* Short problem
Select all lines in the records that include "secondo".

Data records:
============================================================

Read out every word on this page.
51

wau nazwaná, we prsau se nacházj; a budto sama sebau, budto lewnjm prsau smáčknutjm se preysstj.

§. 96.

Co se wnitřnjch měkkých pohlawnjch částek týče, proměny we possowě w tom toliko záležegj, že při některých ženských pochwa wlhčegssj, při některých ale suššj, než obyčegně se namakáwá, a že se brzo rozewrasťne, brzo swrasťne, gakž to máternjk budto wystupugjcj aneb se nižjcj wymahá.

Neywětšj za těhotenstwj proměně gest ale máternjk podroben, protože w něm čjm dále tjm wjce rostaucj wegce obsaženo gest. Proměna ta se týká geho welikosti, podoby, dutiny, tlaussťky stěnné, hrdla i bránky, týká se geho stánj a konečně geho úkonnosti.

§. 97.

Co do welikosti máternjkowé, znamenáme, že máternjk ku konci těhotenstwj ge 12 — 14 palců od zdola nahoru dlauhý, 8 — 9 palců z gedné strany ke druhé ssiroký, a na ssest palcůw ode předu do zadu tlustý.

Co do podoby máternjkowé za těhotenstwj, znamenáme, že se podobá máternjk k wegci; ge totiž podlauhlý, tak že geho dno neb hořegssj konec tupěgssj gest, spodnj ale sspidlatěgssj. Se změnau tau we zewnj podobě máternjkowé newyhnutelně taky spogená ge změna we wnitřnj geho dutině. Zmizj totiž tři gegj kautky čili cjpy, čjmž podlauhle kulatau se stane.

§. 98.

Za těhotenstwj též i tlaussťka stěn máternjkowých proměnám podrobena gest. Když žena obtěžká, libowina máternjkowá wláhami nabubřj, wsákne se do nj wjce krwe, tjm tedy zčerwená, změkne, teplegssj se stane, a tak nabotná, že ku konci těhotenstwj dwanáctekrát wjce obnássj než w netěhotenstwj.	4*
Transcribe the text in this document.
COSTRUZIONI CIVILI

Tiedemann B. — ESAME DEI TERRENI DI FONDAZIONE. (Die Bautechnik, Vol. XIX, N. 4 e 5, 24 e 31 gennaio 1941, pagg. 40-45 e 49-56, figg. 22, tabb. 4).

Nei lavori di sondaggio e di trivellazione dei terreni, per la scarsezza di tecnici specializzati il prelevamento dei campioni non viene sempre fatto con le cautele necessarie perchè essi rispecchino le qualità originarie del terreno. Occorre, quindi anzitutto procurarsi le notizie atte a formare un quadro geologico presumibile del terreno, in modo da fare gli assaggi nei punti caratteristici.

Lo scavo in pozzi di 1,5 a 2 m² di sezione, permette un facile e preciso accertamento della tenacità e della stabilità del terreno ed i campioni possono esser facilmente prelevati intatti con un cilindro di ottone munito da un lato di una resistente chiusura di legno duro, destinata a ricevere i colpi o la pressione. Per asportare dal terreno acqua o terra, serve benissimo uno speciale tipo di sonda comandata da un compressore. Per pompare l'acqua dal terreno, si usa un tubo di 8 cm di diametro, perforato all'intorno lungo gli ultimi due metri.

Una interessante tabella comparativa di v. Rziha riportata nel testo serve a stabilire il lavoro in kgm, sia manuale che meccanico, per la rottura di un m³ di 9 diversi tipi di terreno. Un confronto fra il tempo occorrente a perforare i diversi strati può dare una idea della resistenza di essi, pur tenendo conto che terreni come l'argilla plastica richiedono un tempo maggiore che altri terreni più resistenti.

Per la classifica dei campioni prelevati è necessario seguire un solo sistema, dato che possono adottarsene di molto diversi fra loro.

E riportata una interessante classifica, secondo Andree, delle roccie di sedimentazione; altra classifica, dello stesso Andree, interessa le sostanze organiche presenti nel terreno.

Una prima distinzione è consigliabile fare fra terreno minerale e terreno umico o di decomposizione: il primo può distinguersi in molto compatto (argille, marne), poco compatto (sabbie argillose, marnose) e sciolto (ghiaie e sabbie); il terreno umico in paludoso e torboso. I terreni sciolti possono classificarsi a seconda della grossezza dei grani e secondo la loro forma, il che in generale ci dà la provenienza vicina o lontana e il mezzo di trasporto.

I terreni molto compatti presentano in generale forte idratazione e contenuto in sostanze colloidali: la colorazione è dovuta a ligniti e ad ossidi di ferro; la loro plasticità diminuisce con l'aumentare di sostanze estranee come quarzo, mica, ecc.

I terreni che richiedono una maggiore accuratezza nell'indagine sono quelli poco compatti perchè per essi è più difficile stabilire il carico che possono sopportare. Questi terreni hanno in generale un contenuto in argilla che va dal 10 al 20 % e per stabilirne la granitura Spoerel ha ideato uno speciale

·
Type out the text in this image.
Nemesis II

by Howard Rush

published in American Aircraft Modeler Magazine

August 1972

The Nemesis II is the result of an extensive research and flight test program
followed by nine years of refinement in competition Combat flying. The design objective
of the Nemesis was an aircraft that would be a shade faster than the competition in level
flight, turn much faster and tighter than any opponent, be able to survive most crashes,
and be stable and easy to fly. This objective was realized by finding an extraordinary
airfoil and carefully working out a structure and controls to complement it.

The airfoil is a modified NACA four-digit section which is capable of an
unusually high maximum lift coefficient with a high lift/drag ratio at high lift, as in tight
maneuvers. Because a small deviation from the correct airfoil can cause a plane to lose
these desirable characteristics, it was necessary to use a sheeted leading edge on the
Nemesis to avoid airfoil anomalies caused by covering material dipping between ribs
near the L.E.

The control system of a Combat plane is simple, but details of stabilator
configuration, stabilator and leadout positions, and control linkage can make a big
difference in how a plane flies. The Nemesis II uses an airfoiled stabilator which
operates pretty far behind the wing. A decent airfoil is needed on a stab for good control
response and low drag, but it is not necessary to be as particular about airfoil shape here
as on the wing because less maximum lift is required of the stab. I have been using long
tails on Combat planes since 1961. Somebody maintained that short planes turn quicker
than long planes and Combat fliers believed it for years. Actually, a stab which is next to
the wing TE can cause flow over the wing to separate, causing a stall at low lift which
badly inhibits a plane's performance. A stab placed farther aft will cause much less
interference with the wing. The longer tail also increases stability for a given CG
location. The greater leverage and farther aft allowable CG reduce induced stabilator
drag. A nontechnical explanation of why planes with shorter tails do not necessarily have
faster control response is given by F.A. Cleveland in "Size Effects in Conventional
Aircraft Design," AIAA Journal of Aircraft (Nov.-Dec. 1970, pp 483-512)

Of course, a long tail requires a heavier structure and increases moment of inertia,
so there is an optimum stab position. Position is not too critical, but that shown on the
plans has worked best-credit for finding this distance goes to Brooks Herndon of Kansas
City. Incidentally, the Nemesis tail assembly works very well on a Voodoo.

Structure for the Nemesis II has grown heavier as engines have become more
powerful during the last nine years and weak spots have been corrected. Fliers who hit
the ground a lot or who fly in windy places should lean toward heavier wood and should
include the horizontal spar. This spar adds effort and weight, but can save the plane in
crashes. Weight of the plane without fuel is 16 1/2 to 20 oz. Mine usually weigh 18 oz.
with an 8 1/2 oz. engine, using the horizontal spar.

============================================================

* Response
E riportata una interessante classifica, secondo Andree, delle roccie di sedimentazione; altra classifica, dello stesso Andree, interessa le sostanze organiche presenti nel terreno.
Una prima distinzione è consigliabile fare fra terreno minerale e terreno umico o di decomposizione: il primo può distinguersi in molto compatto (argille, marne), poco compatto (sabbie argillose, marnose) e sciolto (ghiaie e sabbie); il terreno umico in paludoso e torboso. I terreni sciolti possono classificarsi a seconda della grossezza dei grani e secondo la loro forma, il che in generale ci dà la provenienza vicina o lontana e il mezzo di trasporto.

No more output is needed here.